**Exercise description**
Omit the images, then print each record below exactly as it reads.

** Start **

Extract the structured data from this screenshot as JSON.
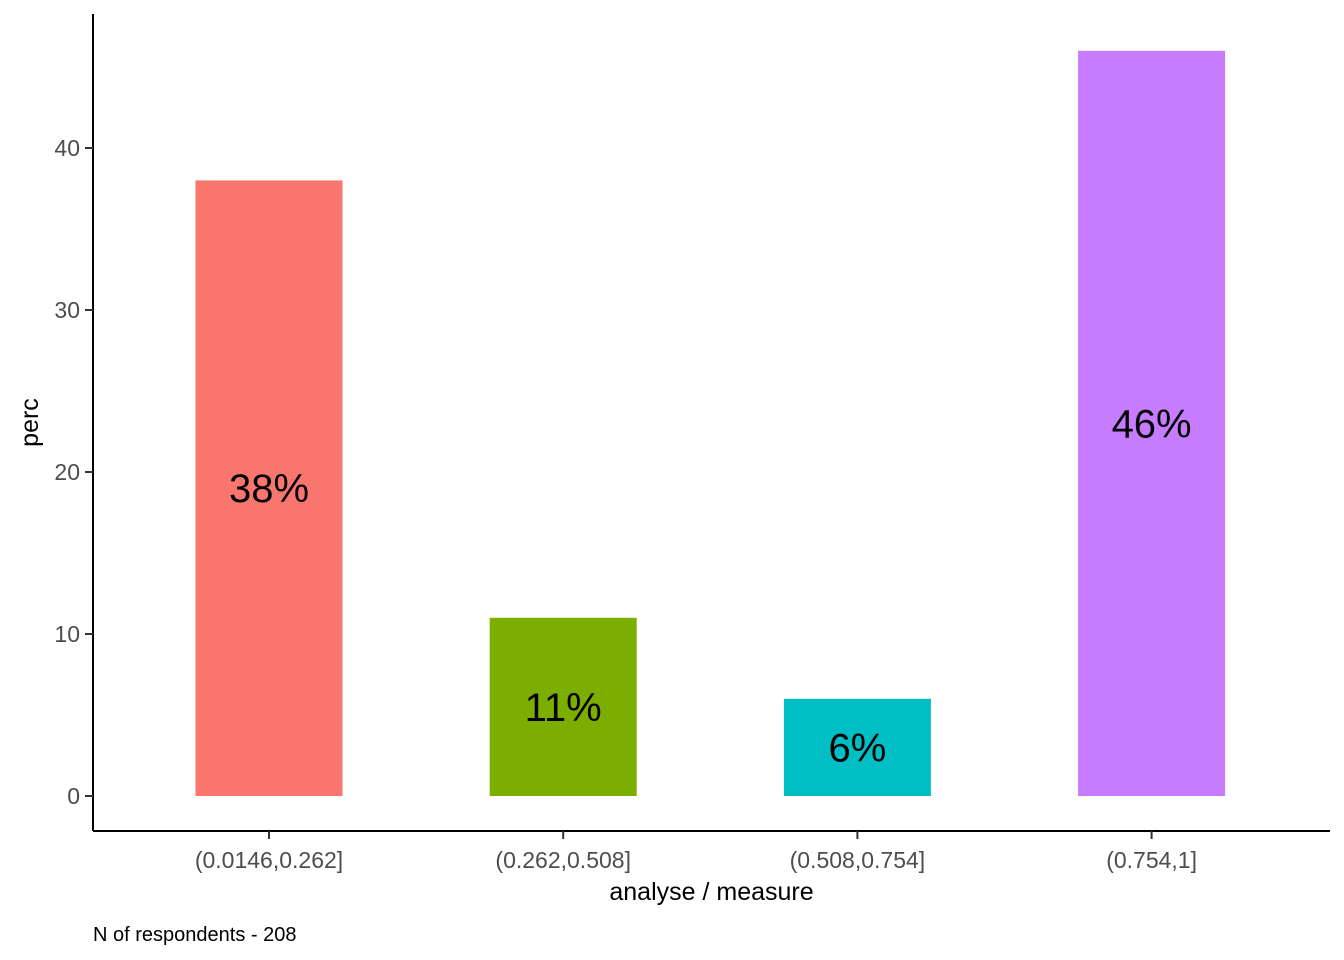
{
  "chart_data": {
    "type": "bar",
    "categories": [
      "(0.0146,0.262]",
      "(0.262,0.508]",
      "(0.508,0.754]",
      "(0.754,1]"
    ],
    "values": [
      38,
      11,
      6,
      46
    ],
    "data_labels": [
      "38%",
      "11%",
      "6%",
      "46%"
    ],
    "colors": [
      "#F8766D",
      "#7CAE00",
      "#00BFC4",
      "#C77CFF"
    ],
    "xlabel": "analyse / measure",
    "ylabel": "perc",
    "yticks": [
      0,
      10,
      20,
      30,
      40
    ],
    "ylim": [
      -2.2,
      48.3
    ],
    "grid": false,
    "legend": "none",
    "caption": "N of respondents - 208"
  }
}
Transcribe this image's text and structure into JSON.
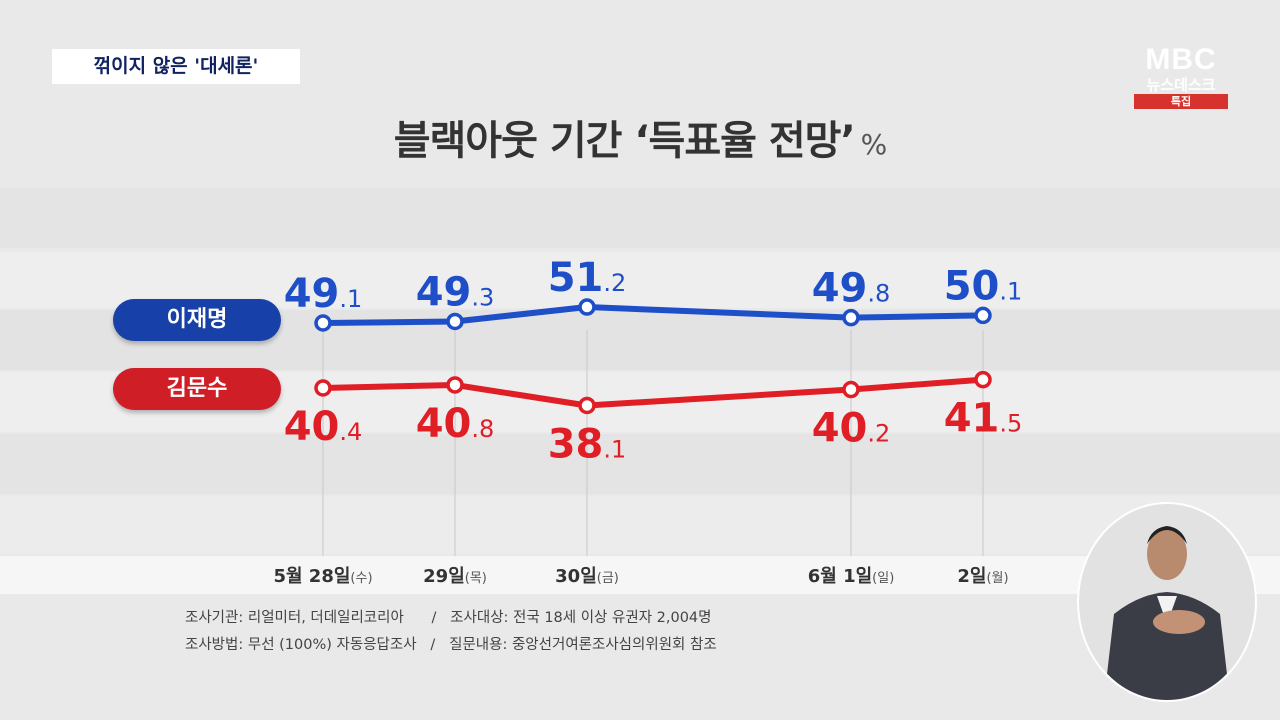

** End **

**Solution to this task**
Extract the structured data from this screenshot as JSON.
{
  "chart_data": {
    "type": "bar",
    "categories": [
      "(0.0146,0.262]",
      "(0.262,0.508]",
      "(0.508,0.754]",
      "(0.754,1]"
    ],
    "values": [
      38,
      11,
      6,
      46
    ],
    "data_labels": [
      "38%",
      "11%",
      "6%",
      "46%"
    ],
    "colors": [
      "#F8766D",
      "#7CAE00",
      "#00BFC4",
      "#C77CFF"
    ],
    "xlabel": "analyse / measure",
    "ylabel": "perc",
    "yticks": [
      0,
      10,
      20,
      30,
      40
    ],
    "ylim": [
      -2.2,
      48.3
    ],
    "grid": false,
    "legend": "none",
    "caption": "N of respondents - 208"
  }
}
Transcribe this image's text and structure into JSON.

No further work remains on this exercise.